The population of Marion, KS is 1,902. It is the very definition of the small town referred to in Jason Aldean’s hotly contested country song.

Small, rural areas operate by their own rules in part because they’re too tiny for the rest of us to really spend time worrying about them but these small towns are the canaries in the coal mine when it comes to how society works.

My folks had a home in Marion for approximately ten years on the shores of a WPA man-made lake so I’m as familiar with it as I am Wichita. One grocery store. A coupla churches. The main drag is populated with a few open buildings and a lot of boarded up ones. Two gas stations on opposite ends of town. A local dump where you had to gather up your trash and take it instead a garbage truck swinging by your house. The people are generally pretty nice although it took my mother several years before she was seen as anything but an outsider. A nice tiny park. Within a thirty-minute drive are four more tiny towns on all sides and an hour’s drive gets you to the only city in range, Wichita.

It’s remote and self-contained.

There is one local paper, the Marion County Record and it prints out 2,000 actual newspapers every Wednesday as it has for decades. In 1998, Eric Meyer, a former reporter for the Milwaukee Journal and a professor at the University of Illinois, bought the newspaper and two others nearby — the Hillsboro Star-Journal and Peabody Gazette-Bulletin — from the previous publisher, the Hoch family, who had owned them for 124 years. Since then Meyer has become a gadfly to the local government.

SET EXERCISE
Set down the entire passage about Marion, Kansas above, word for word and unchanged.

DATA SECTION
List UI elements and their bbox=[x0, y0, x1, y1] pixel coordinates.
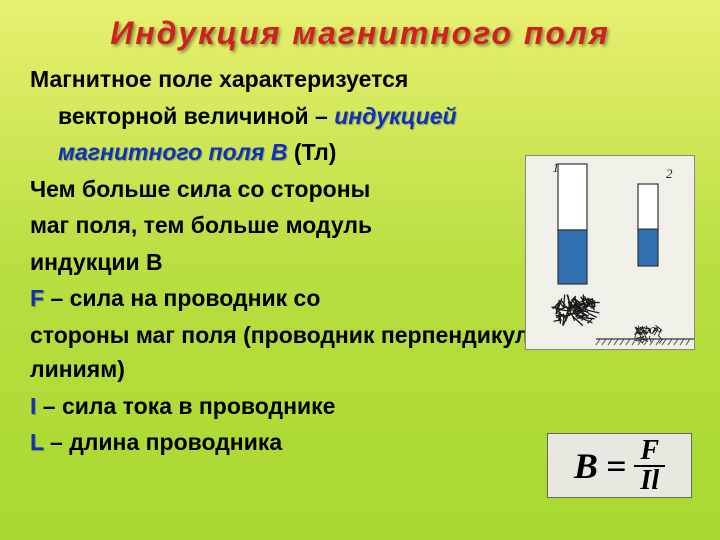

RESPONSE TO THE EXERCISE
The population of Marion, KS is 1,902. It is the very definition of the small town referred to in Jason Aldean’s hotly contested country song.

Small, rural areas operate by their own rules in part because they’re too tiny for the rest of us to really spend time worrying about them but these small towns are the canaries in the coal mine when it comes to how society works.

My folks had a home in Marion for approximately ten years on the shores of a WPA man-made lake so I’m as familiar with it as I am Wichita. One grocery store. A coupla churches. The main drag is populated with a few open buildings and a lot of boarded up ones. Two gas stations on opposite ends of town. A local dump where you had to gather up your trash and take it instead a garbage truck swinging by your house. The people are generally pretty nice although it took my mother several years before she was seen as anything but an outsider. A nice tiny park. Within a thirty-minute drive are four more tiny towns on all sides and an hour’s drive gets you to the only city in range, Wichita.

It’s remote and self-contained.

There is one local paper, the Marion County Record and it prints out 2,000 actual newspapers every Wednesday as it has for decades. In 1998, Eric Meyer, a former reporter for the Milwaukee Journal and a professor at the University of Illinois, bought the newspaper and two others nearby — the Hillsboro Star-Journal and Peabody Gazette-Bulletin — from the previous publisher, the Hoch family, who had owned them for 124 years. Since then Meyer has become a gadfly to the local government.